◆ **Record excerpts**:
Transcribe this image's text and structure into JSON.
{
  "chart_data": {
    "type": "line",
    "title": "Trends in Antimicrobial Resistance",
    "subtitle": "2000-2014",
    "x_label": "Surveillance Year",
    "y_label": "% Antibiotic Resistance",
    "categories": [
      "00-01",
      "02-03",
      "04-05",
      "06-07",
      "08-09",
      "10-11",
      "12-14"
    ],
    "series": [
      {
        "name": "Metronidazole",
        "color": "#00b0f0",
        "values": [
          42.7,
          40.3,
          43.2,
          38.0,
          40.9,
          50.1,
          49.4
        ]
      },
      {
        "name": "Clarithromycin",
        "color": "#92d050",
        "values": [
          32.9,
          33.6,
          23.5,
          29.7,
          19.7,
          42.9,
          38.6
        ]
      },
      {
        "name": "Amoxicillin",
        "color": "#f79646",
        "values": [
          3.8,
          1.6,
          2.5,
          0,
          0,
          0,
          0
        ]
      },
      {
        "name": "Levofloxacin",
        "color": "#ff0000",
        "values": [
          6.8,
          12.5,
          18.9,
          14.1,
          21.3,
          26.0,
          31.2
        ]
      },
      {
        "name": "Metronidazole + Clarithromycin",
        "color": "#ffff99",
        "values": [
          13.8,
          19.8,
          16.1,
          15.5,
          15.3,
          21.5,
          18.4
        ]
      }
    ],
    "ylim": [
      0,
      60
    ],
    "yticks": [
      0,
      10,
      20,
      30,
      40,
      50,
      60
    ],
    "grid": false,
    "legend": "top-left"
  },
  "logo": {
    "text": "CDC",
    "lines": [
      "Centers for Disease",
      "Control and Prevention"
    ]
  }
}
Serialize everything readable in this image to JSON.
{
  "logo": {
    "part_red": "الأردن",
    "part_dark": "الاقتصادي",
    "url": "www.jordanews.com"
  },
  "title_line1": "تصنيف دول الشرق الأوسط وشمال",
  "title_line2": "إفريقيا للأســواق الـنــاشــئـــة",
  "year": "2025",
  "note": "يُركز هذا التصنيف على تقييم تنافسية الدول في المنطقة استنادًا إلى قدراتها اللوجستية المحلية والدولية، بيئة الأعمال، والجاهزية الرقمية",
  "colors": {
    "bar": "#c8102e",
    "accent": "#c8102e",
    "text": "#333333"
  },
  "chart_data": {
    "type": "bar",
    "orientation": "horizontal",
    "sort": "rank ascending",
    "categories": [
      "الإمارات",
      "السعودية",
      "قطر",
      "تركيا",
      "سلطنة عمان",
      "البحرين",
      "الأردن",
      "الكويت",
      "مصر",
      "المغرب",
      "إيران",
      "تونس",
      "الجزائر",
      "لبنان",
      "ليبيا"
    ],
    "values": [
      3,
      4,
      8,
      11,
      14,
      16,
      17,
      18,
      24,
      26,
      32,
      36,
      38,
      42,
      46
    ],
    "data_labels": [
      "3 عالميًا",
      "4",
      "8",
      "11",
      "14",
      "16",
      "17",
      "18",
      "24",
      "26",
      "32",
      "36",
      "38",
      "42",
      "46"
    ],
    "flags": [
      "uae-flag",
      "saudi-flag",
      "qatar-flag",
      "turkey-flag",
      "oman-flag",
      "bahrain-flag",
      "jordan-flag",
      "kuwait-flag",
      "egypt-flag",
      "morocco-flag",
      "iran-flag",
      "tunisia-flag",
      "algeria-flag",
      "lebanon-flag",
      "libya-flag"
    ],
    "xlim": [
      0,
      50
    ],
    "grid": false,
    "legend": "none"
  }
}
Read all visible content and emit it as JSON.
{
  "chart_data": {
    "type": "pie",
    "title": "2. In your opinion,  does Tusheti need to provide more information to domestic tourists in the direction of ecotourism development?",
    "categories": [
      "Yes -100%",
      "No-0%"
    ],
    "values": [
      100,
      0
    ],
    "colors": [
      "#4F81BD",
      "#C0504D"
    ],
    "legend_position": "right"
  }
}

◆ **Task brief**: Print every record above exactly as written.

◆ **Task result**:
Transcribe this image's text and structure into JSON.
{
  "chart_data": {
    "type": "line",
    "title": "Trends in Antimicrobial Resistance",
    "subtitle": "2000-2014",
    "x_label": "Surveillance Year",
    "y_label": "% Antibiotic Resistance",
    "categories": [
      "00-01",
      "02-03",
      "04-05",
      "06-07",
      "08-09",
      "10-11",
      "12-14"
    ],
    "series": [
      {
        "name": "Metronidazole",
        "color": "#00b0f0",
        "values": [
          42.7,
          40.3,
          43.2,
          38.0,
          40.9,
          50.1,
          49.4
        ]
      },
      {
        "name": "Clarithromycin",
        "color": "#92d050",
        "values": [
          32.9,
          33.6,
          23.5,
          29.7,
          19.7,
          42.9,
          38.6
        ]
      },
      {
        "name": "Amoxicillin",
        "color": "#f79646",
        "values": [
          3.8,
          1.6,
          2.5,
          0,
          0,
          0,
          0
        ]
      },
      {
        "name": "Levofloxacin",
        "color": "#ff0000",
        "values": [
          6.8,
          12.5,
          18.9,
          14.1,
          21.3,
          26.0,
          31.2
        ]
      },
      {
        "name": "Metronidazole + Clarithromycin",
        "color": "#ffff99",
        "values": [
          13.8,
          19.8,
          16.1,
          15.5,
          15.3,
          21.5,
          18.4
        ]
      }
    ],
    "ylim": [
      0,
      60
    ],
    "yticks": [
      0,
      10,
      20,
      30,
      40,
      50,
      60
    ],
    "grid": false,
    "legend": "top-left"
  },
  "logo": {
    "text": "CDC",
    "lines": [
      "Centers for Disease",
      "Control and Prevention"
    ]
  }
}
Serialize everything readable in this image to JSON.
{
  "logo": {
    "part_red": "الأردن",
    "part_dark": "الاقتصادي",
    "url": "www.jordanews.com"
  },
  "title_line1": "تصنيف دول الشرق الأوسط وشمال",
  "title_line2": "إفريقيا للأســواق الـنــاشــئـــة",
  "year": "2025",
  "note": "يُركز هذا التصنيف على تقييم تنافسية الدول في المنطقة استنادًا إلى قدراتها اللوجستية المحلية والدولية، بيئة الأعمال، والجاهزية الرقمية",
  "colors": {
    "bar": "#c8102e",
    "accent": "#c8102e",
    "text": "#333333"
  },
  "chart_data": {
    "type": "bar",
    "orientation": "horizontal",
    "sort": "rank ascending",
    "categories": [
      "الإمارات",
      "السعودية",
      "قطر",
      "تركيا",
      "سلطنة عمان",
      "البحرين",
      "الأردن",
      "الكويت",
      "مصر",
      "المغرب",
      "إيران",
      "تونس",
      "الجزائر",
      "لبنان",
      "ليبيا"
    ],
    "values": [
      3,
      4,
      8,
      11,
      14,
      16,
      17,
      18,
      24,
      26,
      32,
      36,
      38,
      42,
      46
    ],
    "data_labels": [
      "3 عالميًا",
      "4",
      "8",
      "11",
      "14",
      "16",
      "17",
      "18",
      "24",
      "26",
      "32",
      "36",
      "38",
      "42",
      "46"
    ],
    "flags": [
      "uae-flag",
      "saudi-flag",
      "qatar-flag",
      "turkey-flag",
      "oman-flag",
      "bahrain-flag",
      "jordan-flag",
      "kuwait-flag",
      "egypt-flag",
      "morocco-flag",
      "iran-flag",
      "tunisia-flag",
      "algeria-flag",
      "lebanon-flag",
      "libya-flag"
    ],
    "xlim": [
      0,
      50
    ],
    "grid": false,
    "legend": "none"
  }
}
Read all visible content and emit it as JSON.
{
  "chart_data": {
    "type": "pie",
    "title": "2. In your opinion,  does Tusheti need to provide more information to domestic tourists in the direction of ecotourism development?",
    "categories": [
      "Yes -100%",
      "No-0%"
    ],
    "values": [
      100,
      0
    ],
    "colors": [
      "#4F81BD",
      "#C0504D"
    ],
    "legend_position": "right"
  }
}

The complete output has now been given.